Task details — Repeat the records in full and exactly, omitting pictures.
[Begin Material for this task]
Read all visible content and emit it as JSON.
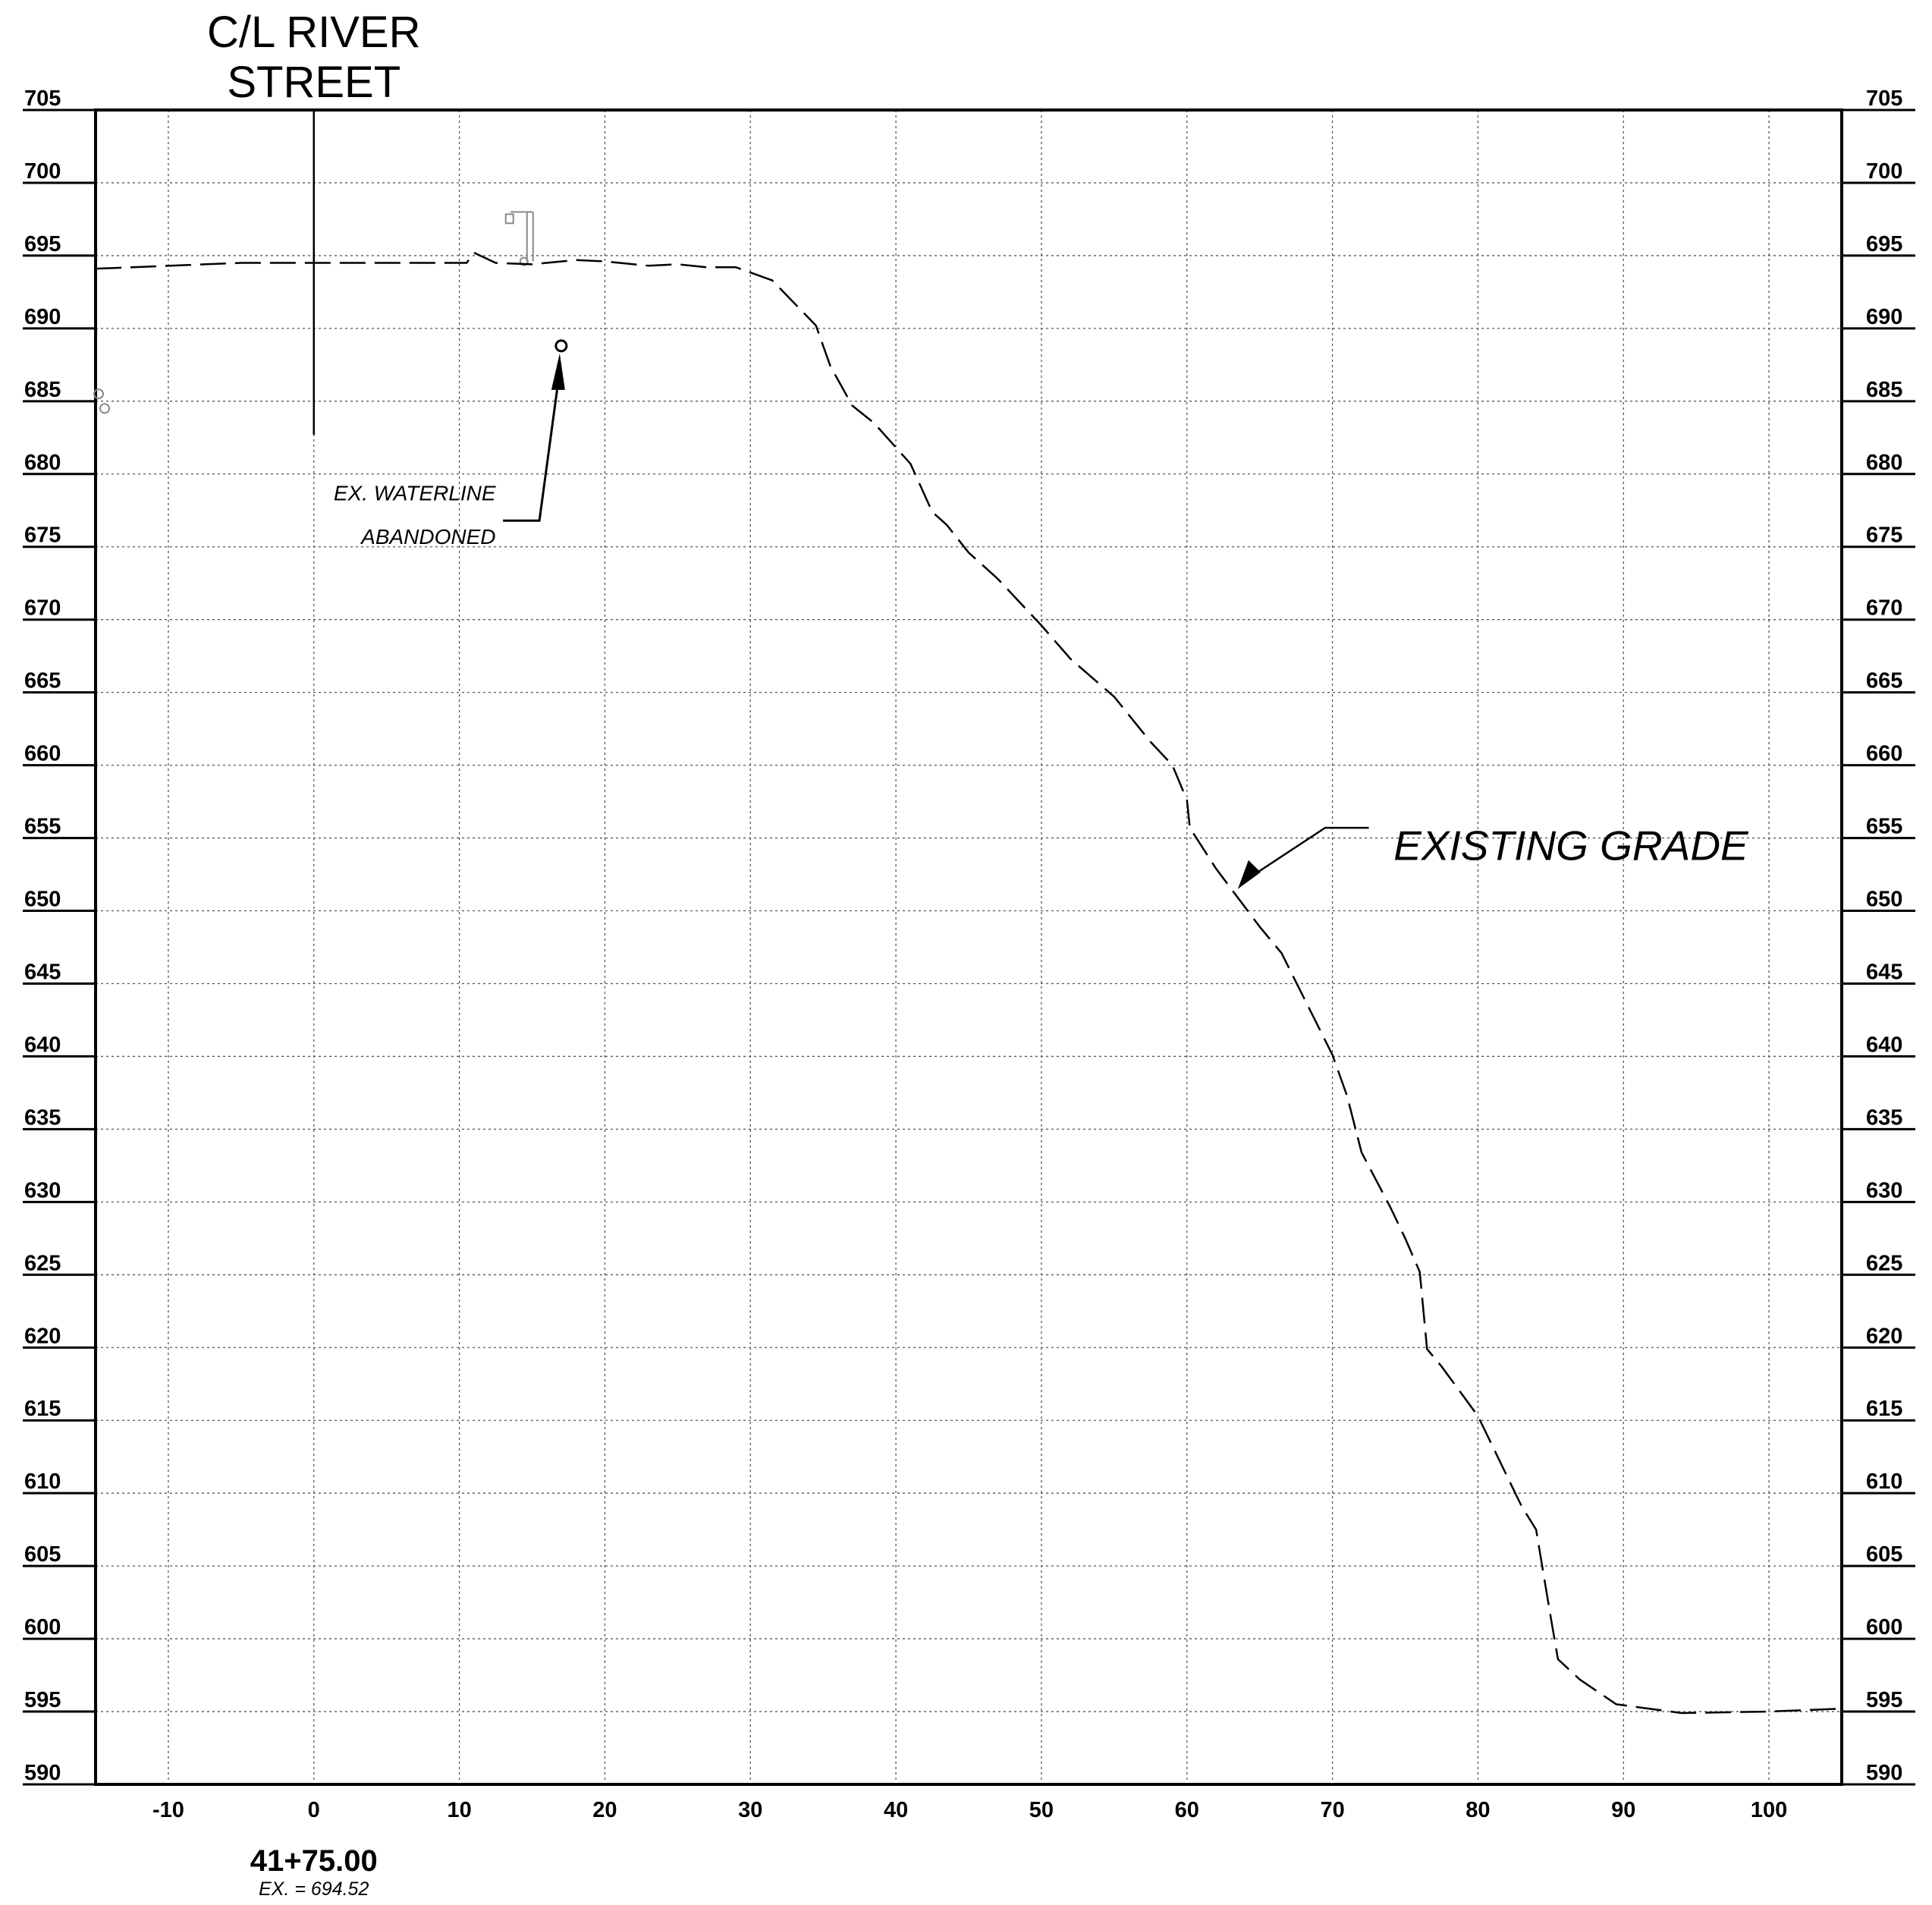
{
  "chart_data": {
    "type": "line",
    "x_ticks": [
      -10,
      0,
      10,
      20,
      30,
      40,
      50,
      60,
      70,
      80,
      90,
      100
    ],
    "y_ticks": [
      590,
      595,
      600,
      605,
      610,
      615,
      620,
      625,
      630,
      635,
      640,
      645,
      650,
      655,
      660,
      665,
      670,
      675,
      680,
      685,
      690,
      695,
      700,
      705
    ],
    "xlim": [
      -15,
      105
    ],
    "ylim": [
      590,
      705
    ],
    "grid": true,
    "centerline": {
      "label_line1": "C/L RIVER",
      "label_line2": "STREET",
      "x": 0,
      "y_top": 705,
      "y_bottom": 682.7
    },
    "series": [
      {
        "label": "EXISTING GRADE",
        "style": "dashed",
        "points": [
          [
            -15,
            694.1
          ],
          [
            -5,
            694.5
          ],
          [
            0,
            694.5
          ],
          [
            10.5,
            694.5
          ],
          [
            11,
            695.2
          ],
          [
            12.5,
            694.5
          ],
          [
            15,
            694.4
          ],
          [
            18,
            694.7
          ],
          [
            20,
            694.6
          ],
          [
            23,
            694.3
          ],
          [
            25,
            694.4
          ],
          [
            27,
            694.2
          ],
          [
            29,
            694.2
          ],
          [
            31.5,
            693.3
          ],
          [
            34.5,
            690.2
          ],
          [
            35.5,
            687.4
          ],
          [
            37,
            684.7
          ],
          [
            38.5,
            683.5
          ],
          [
            41,
            680.7
          ],
          [
            42.5,
            677.4
          ],
          [
            43.5,
            676.5
          ],
          [
            45,
            674.6
          ],
          [
            47,
            672.8
          ],
          [
            50,
            669.6
          ],
          [
            52,
            667.3
          ],
          [
            55,
            664.7
          ],
          [
            57.5,
            661.6
          ],
          [
            59,
            660
          ],
          [
            60,
            657.6
          ],
          [
            60.2,
            655.7
          ],
          [
            62,
            652.9
          ],
          [
            65,
            648.9
          ],
          [
            66.5,
            647.1
          ],
          [
            68.5,
            643.1
          ],
          [
            70,
            640.1
          ],
          [
            71,
            637.3
          ],
          [
            72,
            633.4
          ],
          [
            74,
            629.6
          ],
          [
            75,
            627.5
          ],
          [
            76,
            625.2
          ],
          [
            76.5,
            619.9
          ],
          [
            77.5,
            618.7
          ],
          [
            80,
            615.3
          ],
          [
            81.5,
            612.2
          ],
          [
            83,
            609.1
          ],
          [
            84,
            607.5
          ],
          [
            85,
            601.5
          ],
          [
            85.5,
            598.6
          ],
          [
            87,
            597.2
          ],
          [
            89.5,
            595.5
          ],
          [
            94,
            594.9
          ],
          [
            100,
            595
          ],
          [
            105,
            595.2
          ]
        ]
      }
    ],
    "annotations": {
      "waterline_line1": "EX. WATERLINE",
      "waterline_line2": "ABANDONED",
      "waterline_point": [
        17,
        688.8
      ],
      "grade_label": "EXISTING GRADE",
      "grade_arrow_point": [
        63.5,
        651.5
      ]
    },
    "station": "41+75.00",
    "existing_elevation": "EX. = 694.52",
    "colors": {
      "ink": "#000000",
      "grid": "#555555",
      "faint": "#888888"
    }
  }
}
[End Material for this task]
Result of this exercise —
Read all visible content and emit it as JSON.
{
  "chart_data": {
    "type": "line",
    "x_ticks": [
      -10,
      0,
      10,
      20,
      30,
      40,
      50,
      60,
      70,
      80,
      90,
      100
    ],
    "y_ticks": [
      590,
      595,
      600,
      605,
      610,
      615,
      620,
      625,
      630,
      635,
      640,
      645,
      650,
      655,
      660,
      665,
      670,
      675,
      680,
      685,
      690,
      695,
      700,
      705
    ],
    "xlim": [
      -15,
      105
    ],
    "ylim": [
      590,
      705
    ],
    "grid": true,
    "centerline": {
      "label_line1": "C/L RIVER",
      "label_line2": "STREET",
      "x": 0,
      "y_top": 705,
      "y_bottom": 682.7
    },
    "series": [
      {
        "label": "EXISTING GRADE",
        "style": "dashed",
        "points": [
          [
            -15,
            694.1
          ],
          [
            -5,
            694.5
          ],
          [
            0,
            694.5
          ],
          [
            10.5,
            694.5
          ],
          [
            11,
            695.2
          ],
          [
            12.5,
            694.5
          ],
          [
            15,
            694.4
          ],
          [
            18,
            694.7
          ],
          [
            20,
            694.6
          ],
          [
            23,
            694.3
          ],
          [
            25,
            694.4
          ],
          [
            27,
            694.2
          ],
          [
            29,
            694.2
          ],
          [
            31.5,
            693.3
          ],
          [
            34.5,
            690.2
          ],
          [
            35.5,
            687.4
          ],
          [
            37,
            684.7
          ],
          [
            38.5,
            683.5
          ],
          [
            41,
            680.7
          ],
          [
            42.5,
            677.4
          ],
          [
            43.5,
            676.5
          ],
          [
            45,
            674.6
          ],
          [
            47,
            672.8
          ],
          [
            50,
            669.6
          ],
          [
            52,
            667.3
          ],
          [
            55,
            664.7
          ],
          [
            57.5,
            661.6
          ],
          [
            59,
            660
          ],
          [
            60,
            657.6
          ],
          [
            60.2,
            655.7
          ],
          [
            62,
            652.9
          ],
          [
            65,
            648.9
          ],
          [
            66.5,
            647.1
          ],
          [
            68.5,
            643.1
          ],
          [
            70,
            640.1
          ],
          [
            71,
            637.3
          ],
          [
            72,
            633.4
          ],
          [
            74,
            629.6
          ],
          [
            75,
            627.5
          ],
          [
            76,
            625.2
          ],
          [
            76.5,
            619.9
          ],
          [
            77.5,
            618.7
          ],
          [
            80,
            615.3
          ],
          [
            81.5,
            612.2
          ],
          [
            83,
            609.1
          ],
          [
            84,
            607.5
          ],
          [
            85,
            601.5
          ],
          [
            85.5,
            598.6
          ],
          [
            87,
            597.2
          ],
          [
            89.5,
            595.5
          ],
          [
            94,
            594.9
          ],
          [
            100,
            595
          ],
          [
            105,
            595.2
          ]
        ]
      }
    ],
    "annotations": {
      "waterline_line1": "EX. WATERLINE",
      "waterline_line2": "ABANDONED",
      "waterline_point": [
        17,
        688.8
      ],
      "grade_label": "EXISTING GRADE",
      "grade_arrow_point": [
        63.5,
        651.5
      ]
    },
    "station": "41+75.00",
    "existing_elevation": "EX. = 694.52",
    "colors": {
      "ink": "#000000",
      "grid": "#555555",
      "faint": "#888888"
    }
  }
}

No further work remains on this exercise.